* _Instructions to follow_:
Each record below must be returned exactly as shown.
======== Data shown ========
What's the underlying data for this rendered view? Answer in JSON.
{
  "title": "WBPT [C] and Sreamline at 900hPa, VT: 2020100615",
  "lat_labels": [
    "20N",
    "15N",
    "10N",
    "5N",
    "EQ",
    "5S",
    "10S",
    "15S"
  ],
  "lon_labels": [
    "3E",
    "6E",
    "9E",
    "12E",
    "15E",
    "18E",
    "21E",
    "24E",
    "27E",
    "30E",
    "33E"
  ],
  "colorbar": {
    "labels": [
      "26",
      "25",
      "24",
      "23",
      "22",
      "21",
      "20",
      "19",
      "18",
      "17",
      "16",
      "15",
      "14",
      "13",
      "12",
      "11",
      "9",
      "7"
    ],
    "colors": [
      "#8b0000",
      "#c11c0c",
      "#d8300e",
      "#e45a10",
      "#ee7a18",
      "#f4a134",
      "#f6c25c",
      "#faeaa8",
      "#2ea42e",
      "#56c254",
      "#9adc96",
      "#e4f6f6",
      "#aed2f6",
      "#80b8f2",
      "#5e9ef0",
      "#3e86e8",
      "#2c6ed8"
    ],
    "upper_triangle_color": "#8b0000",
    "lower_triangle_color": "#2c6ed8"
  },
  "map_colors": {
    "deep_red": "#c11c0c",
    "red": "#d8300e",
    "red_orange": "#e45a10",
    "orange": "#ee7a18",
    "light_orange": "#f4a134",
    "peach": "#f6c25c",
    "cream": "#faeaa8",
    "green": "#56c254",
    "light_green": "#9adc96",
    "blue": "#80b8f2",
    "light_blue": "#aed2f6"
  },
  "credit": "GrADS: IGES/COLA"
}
========
* _Problem solution_:
What's the underlying data for this rendered view? Answer in JSON.
{
  "title": "WBPT [C] and Sreamline at 900hPa, VT: 2020100615",
  "lat_labels": [
    "20N",
    "15N",
    "10N",
    "5N",
    "EQ",
    "5S",
    "10S",
    "15S"
  ],
  "lon_labels": [
    "3E",
    "6E",
    "9E",
    "12E",
    "15E",
    "18E",
    "21E",
    "24E",
    "27E",
    "30E",
    "33E"
  ],
  "colorbar": {
    "labels": [
      "26",
      "25",
      "24",
      "23",
      "22",
      "21",
      "20",
      "19",
      "18",
      "17",
      "16",
      "15",
      "14",
      "13",
      "12",
      "11",
      "9",
      "7"
    ],
    "colors": [
      "#8b0000",
      "#c11c0c",
      "#d8300e",
      "#e45a10",
      "#ee7a18",
      "#f4a134",
      "#f6c25c",
      "#faeaa8",
      "#2ea42e",
      "#56c254",
      "#9adc96",
      "#e4f6f6",
      "#aed2f6",
      "#80b8f2",
      "#5e9ef0",
      "#3e86e8",
      "#2c6ed8"
    ],
    "upper_triangle_color": "#8b0000",
    "lower_triangle_color": "#2c6ed8"
  },
  "map_colors": {
    "deep_red": "#c11c0c",
    "red": "#d8300e",
    "red_orange": "#e45a10",
    "orange": "#ee7a18",
    "light_orange": "#f4a134",
    "peach": "#f6c25c",
    "cream": "#faeaa8",
    "green": "#56c254",
    "light_green": "#9adc96",
    "blue": "#80b8f2",
    "light_blue": "#aed2f6"
  },
  "credit": "GrADS: IGES/COLA"
}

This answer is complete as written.